» The task: Output the data that follows exactly, line for line.

» Supplied material:
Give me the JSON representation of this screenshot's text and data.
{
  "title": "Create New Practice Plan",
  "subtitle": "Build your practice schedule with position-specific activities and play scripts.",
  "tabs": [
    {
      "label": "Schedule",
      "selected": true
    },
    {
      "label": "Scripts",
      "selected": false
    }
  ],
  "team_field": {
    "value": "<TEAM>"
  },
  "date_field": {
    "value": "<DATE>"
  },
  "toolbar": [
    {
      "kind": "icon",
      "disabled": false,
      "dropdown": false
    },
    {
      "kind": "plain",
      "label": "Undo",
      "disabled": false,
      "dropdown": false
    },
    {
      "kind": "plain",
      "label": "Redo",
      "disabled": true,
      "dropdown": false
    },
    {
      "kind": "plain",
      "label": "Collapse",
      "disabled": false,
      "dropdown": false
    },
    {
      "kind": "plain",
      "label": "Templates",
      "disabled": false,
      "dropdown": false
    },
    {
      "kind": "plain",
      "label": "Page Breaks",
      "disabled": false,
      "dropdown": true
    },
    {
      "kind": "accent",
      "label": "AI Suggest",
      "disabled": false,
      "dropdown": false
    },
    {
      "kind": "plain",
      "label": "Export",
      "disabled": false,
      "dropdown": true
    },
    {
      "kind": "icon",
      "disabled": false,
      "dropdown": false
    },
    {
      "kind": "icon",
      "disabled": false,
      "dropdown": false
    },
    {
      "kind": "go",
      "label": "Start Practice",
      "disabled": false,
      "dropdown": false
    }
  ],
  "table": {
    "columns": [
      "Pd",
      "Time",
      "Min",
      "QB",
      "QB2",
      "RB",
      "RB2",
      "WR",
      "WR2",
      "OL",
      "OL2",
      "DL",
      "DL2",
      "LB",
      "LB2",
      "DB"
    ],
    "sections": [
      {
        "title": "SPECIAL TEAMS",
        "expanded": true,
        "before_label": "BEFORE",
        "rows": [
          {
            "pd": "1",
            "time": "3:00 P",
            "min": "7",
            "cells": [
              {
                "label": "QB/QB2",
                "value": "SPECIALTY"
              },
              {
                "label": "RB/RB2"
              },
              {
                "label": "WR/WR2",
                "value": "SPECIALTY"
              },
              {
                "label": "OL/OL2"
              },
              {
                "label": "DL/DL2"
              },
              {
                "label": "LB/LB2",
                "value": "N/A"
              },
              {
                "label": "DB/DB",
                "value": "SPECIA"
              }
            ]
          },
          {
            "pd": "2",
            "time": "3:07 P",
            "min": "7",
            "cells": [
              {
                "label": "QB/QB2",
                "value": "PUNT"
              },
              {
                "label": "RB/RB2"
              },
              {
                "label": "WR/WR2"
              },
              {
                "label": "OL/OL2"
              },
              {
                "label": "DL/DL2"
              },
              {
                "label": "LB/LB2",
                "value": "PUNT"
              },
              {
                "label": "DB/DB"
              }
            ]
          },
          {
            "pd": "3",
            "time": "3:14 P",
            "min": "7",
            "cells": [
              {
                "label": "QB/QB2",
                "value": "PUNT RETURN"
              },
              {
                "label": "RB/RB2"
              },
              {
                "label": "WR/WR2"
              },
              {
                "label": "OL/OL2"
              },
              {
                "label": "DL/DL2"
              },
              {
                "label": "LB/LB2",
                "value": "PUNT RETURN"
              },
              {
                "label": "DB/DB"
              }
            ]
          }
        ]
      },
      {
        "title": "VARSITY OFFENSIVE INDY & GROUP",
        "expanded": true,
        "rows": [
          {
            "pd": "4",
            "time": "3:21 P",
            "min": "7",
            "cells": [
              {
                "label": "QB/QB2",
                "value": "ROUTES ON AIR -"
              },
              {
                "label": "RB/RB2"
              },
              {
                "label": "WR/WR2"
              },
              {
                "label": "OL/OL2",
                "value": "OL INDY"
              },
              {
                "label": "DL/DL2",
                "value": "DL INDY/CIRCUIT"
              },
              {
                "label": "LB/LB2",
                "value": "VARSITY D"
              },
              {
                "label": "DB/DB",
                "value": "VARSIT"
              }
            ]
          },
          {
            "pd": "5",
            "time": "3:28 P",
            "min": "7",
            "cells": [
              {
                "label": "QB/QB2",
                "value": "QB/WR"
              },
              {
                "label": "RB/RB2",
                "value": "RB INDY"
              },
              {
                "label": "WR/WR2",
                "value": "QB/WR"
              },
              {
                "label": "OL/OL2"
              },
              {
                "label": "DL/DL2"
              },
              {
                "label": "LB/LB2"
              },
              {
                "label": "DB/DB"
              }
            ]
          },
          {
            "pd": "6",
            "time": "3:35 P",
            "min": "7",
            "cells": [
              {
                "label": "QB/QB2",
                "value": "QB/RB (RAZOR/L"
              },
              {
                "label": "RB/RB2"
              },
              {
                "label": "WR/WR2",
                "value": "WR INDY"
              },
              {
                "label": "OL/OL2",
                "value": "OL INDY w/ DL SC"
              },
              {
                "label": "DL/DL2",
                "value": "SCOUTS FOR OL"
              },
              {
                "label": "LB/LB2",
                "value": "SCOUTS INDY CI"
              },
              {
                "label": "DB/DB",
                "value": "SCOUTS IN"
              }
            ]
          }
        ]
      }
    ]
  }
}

» Solved exercise:
Give me the JSON representation of this screenshot's text and data.
{
  "title": "Create New Practice Plan",
  "subtitle": "Build your practice schedule with position-specific activities and play scripts.",
  "tabs": [
    {
      "label": "Schedule",
      "selected": true
    },
    {
      "label": "Scripts",
      "selected": false
    }
  ],
  "team_field": {
    "value": "<TEAM>"
  },
  "date_field": {
    "value": "<DATE>"
  },
  "toolbar": [
    {
      "kind": "icon",
      "disabled": false,
      "dropdown": false
    },
    {
      "kind": "plain",
      "label": "Undo",
      "disabled": false,
      "dropdown": false
    },
    {
      "kind": "plain",
      "label": "Redo",
      "disabled": true,
      "dropdown": false
    },
    {
      "kind": "plain",
      "label": "Collapse",
      "disabled": false,
      "dropdown": false
    },
    {
      "kind": "plain",
      "label": "Templates",
      "disabled": false,
      "dropdown": false
    },
    {
      "kind": "plain",
      "label": "Page Breaks",
      "disabled": false,
      "dropdown": true
    },
    {
      "kind": "accent",
      "label": "AI Suggest",
      "disabled": false,
      "dropdown": false
    },
    {
      "kind": "plain",
      "label": "Export",
      "disabled": false,
      "dropdown": true
    },
    {
      "kind": "icon",
      "disabled": false,
      "dropdown": false
    },
    {
      "kind": "icon",
      "disabled": false,
      "dropdown": false
    },
    {
      "kind": "go",
      "label": "Start Practice",
      "disabled": false,
      "dropdown": false
    }
  ],
  "table": {
    "columns": [
      "Pd",
      "Time",
      "Min",
      "QB",
      "QB2",
      "RB",
      "RB2",
      "WR",
      "WR2",
      "OL",
      "OL2",
      "DL",
      "DL2",
      "LB",
      "LB2",
      "DB"
    ],
    "sections": [
      {
        "title": "SPECIAL TEAMS",
        "expanded": true,
        "before_label": "BEFORE",
        "rows": [
          {
            "pd": "1",
            "time": "3:00 P",
            "min": "7",
            "cells": [
              {
                "label": "QB/QB2",
                "value": "SPECIALTY"
              },
              {
                "label": "RB/RB2"
              },
              {
                "label": "WR/WR2",
                "value": "SPECIALTY"
              },
              {
                "label": "OL/OL2"
              },
              {
                "label": "DL/DL2"
              },
              {
                "label": "LB/LB2",
                "value": "N/A"
              },
              {
                "label": "DB/DB",
                "value": "SPECIA"
              }
            ]
          },
          {
            "pd": "2",
            "time": "3:07 P",
            "min": "7",
            "cells": [
              {
                "label": "QB/QB2",
                "value": "PUNT"
              },
              {
                "label": "RB/RB2"
              },
              {
                "label": "WR/WR2"
              },
              {
                "label": "OL/OL2"
              },
              {
                "label": "DL/DL2"
              },
              {
                "label": "LB/LB2",
                "value": "PUNT"
              },
              {
                "label": "DB/DB"
              }
            ]
          },
          {
            "pd": "3",
            "time": "3:14 P",
            "min": "7",
            "cells": [
              {
                "label": "QB/QB2",
                "value": "PUNT RETURN"
              },
              {
                "label": "RB/RB2"
              },
              {
                "label": "WR/WR2"
              },
              {
                "label": "OL/OL2"
              },
              {
                "label": "DL/DL2"
              },
              {
                "label": "LB/LB2",
                "value": "PUNT RETURN"
              },
              {
                "label": "DB/DB"
              }
            ]
          }
        ]
      },
      {
        "title": "VARSITY OFFENSIVE INDY & GROUP",
        "expanded": true,
        "rows": [
          {
            "pd": "4",
            "time": "3:21 P",
            "min": "7",
            "cells": [
              {
                "label": "QB/QB2",
                "value": "ROUTES ON AIR -"
              },
              {
                "label": "RB/RB2"
              },
              {
                "label": "WR/WR2"
              },
              {
                "label": "OL/OL2",
                "value": "OL INDY"
              },
              {
                "label": "DL/DL2",
                "value": "DL INDY/CIRCUIT"
              },
              {
                "label": "LB/LB2",
                "value": "VARSITY D"
              },
              {
                "label": "DB/DB",
                "value": "VARSIT"
              }
            ]
          },
          {
            "pd": "5",
            "time": "3:28 P",
            "min": "7",
            "cells": [
              {
                "label": "QB/QB2",
                "value": "QB/WR"
              },
              {
                "label": "RB/RB2",
                "value": "RB INDY"
              },
              {
                "label": "WR/WR2",
                "value": "QB/WR"
              },
              {
                "label": "OL/OL2"
              },
              {
                "label": "DL/DL2"
              },
              {
                "label": "LB/LB2"
              },
              {
                "label": "DB/DB"
              }
            ]
          },
          {
            "pd": "6",
            "time": "3:35 P",
            "min": "7",
            "cells": [
              {
                "label": "QB/QB2",
                "value": "QB/RB (RAZOR/L"
              },
              {
                "label": "RB/RB2"
              },
              {
                "label": "WR/WR2",
                "value": "WR INDY"
              },
              {
                "label": "OL/OL2",
                "value": "OL INDY w/ DL SC"
              },
              {
                "label": "DL/DL2",
                "value": "SCOUTS FOR OL"
              },
              {
                "label": "LB/LB2",
                "value": "SCOUTS INDY CI"
              },
              {
                "label": "DB/DB",
                "value": "SCOUTS IN"
              }
            ]
          }
        ]
      }
    ]
  }
}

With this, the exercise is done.